** Start Provided information **
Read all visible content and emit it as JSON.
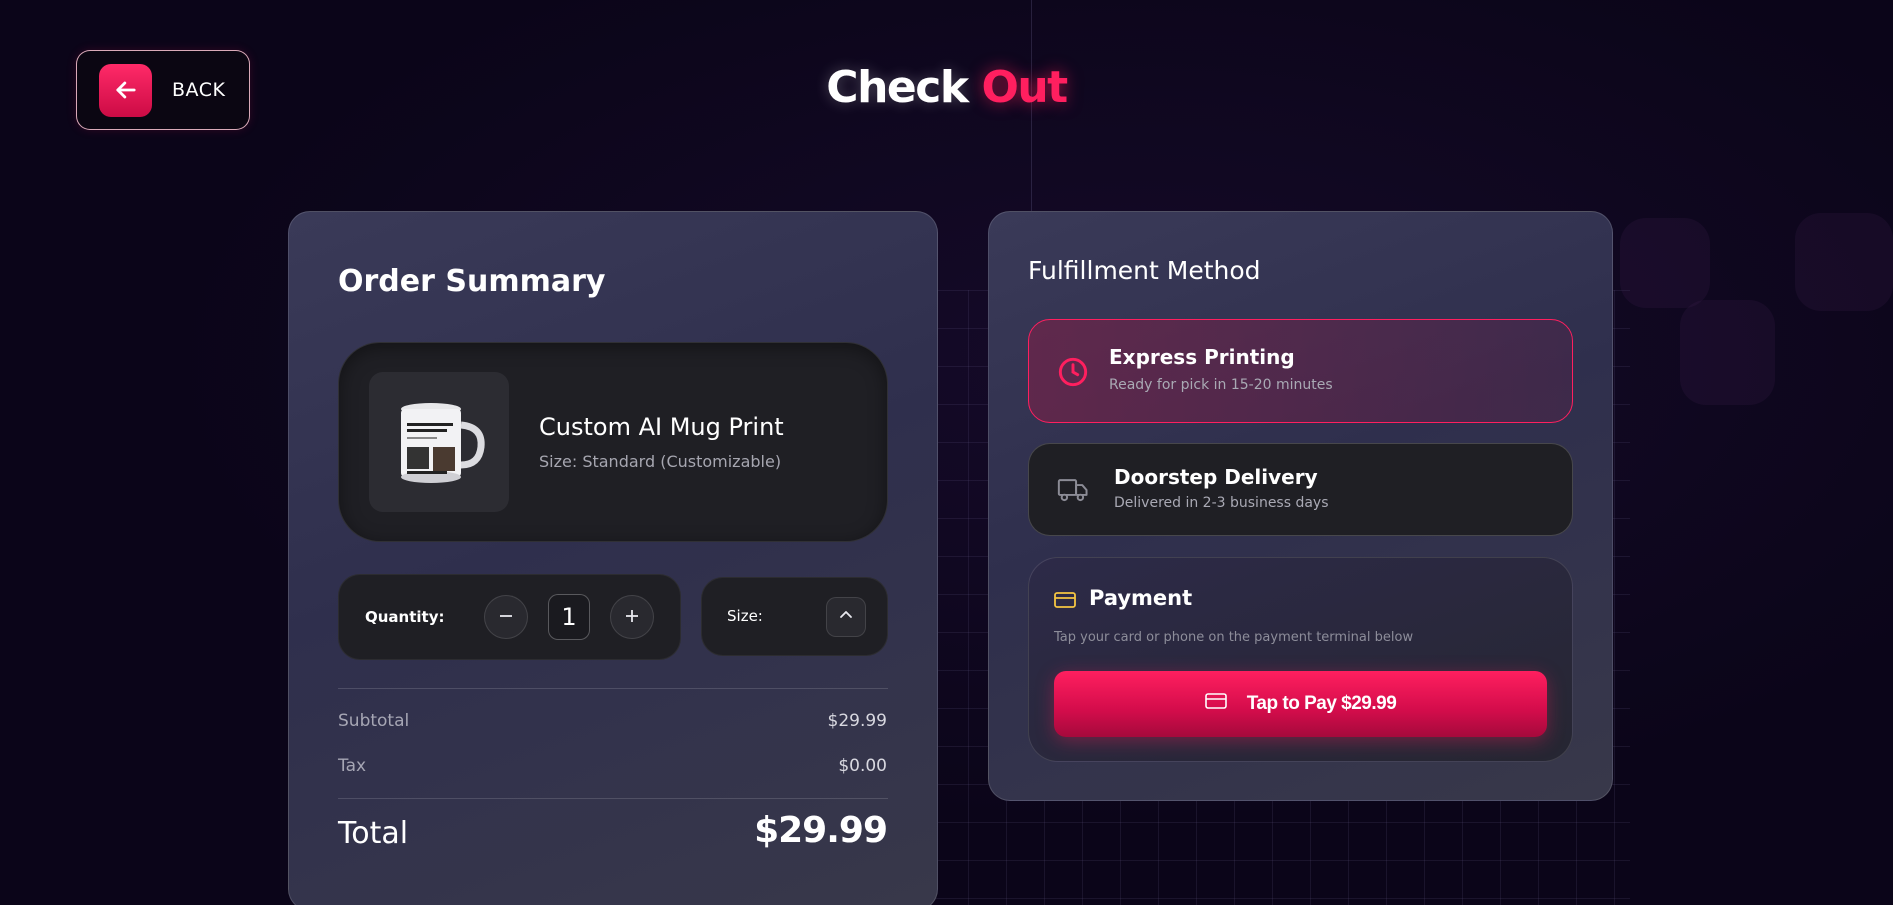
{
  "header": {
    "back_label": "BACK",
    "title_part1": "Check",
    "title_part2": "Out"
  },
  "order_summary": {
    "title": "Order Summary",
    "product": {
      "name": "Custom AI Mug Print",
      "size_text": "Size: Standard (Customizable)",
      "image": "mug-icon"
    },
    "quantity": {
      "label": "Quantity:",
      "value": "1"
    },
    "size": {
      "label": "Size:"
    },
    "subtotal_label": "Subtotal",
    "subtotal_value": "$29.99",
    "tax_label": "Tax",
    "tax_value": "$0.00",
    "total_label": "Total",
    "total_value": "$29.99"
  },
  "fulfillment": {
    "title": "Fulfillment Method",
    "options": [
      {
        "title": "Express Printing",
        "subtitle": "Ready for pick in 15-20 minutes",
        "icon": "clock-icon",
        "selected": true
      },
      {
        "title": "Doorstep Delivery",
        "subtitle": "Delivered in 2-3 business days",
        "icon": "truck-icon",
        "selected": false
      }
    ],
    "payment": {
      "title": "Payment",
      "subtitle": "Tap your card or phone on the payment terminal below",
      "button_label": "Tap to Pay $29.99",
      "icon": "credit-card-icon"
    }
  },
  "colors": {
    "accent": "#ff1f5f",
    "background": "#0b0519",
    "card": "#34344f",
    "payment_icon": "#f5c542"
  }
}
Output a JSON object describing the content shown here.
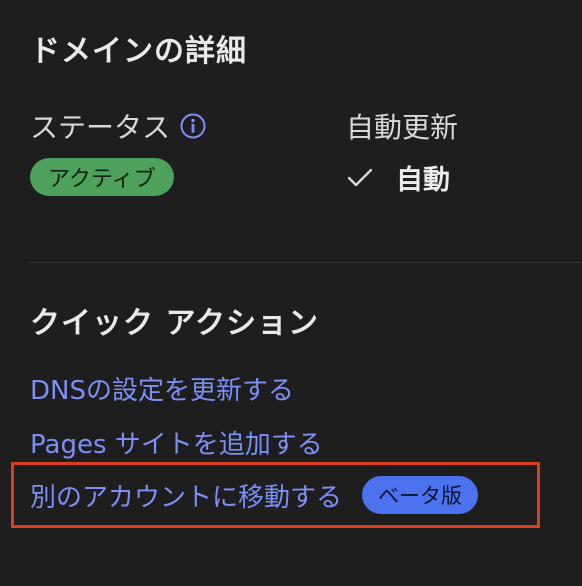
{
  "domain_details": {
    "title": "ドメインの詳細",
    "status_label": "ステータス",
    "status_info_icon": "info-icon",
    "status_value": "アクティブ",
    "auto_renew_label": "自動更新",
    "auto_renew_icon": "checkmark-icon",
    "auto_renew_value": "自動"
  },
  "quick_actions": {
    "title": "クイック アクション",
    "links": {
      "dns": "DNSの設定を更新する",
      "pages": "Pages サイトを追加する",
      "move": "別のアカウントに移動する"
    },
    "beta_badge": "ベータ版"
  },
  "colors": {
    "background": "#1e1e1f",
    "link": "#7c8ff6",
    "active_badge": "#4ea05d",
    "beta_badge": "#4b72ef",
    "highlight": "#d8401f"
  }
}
** End Provided information **
▶ [Task directions]
Beginning with the line that holds "Output a JSON", extract every line to the end of the material, exactly as it stands, and drop the pictures.

▶ [Output for this exercise]
Output a JSON object describing the content shown here.
{
  "domain_details": {
    "title": "ドメインの詳細",
    "status_label": "ステータス",
    "status_info_icon": "info-icon",
    "status_value": "アクティブ",
    "auto_renew_label": "自動更新",
    "auto_renew_icon": "checkmark-icon",
    "auto_renew_value": "自動"
  },
  "quick_actions": {
    "title": "クイック アクション",
    "links": {
      "dns": "DNSの設定を更新する",
      "pages": "Pages サイトを追加する",
      "move": "別のアカウントに移動する"
    },
    "beta_badge": "ベータ版"
  },
  "colors": {
    "background": "#1e1e1f",
    "link": "#7c8ff6",
    "active_badge": "#4ea05d",
    "beta_badge": "#4b72ef",
    "highlight": "#d8401f"
  }
}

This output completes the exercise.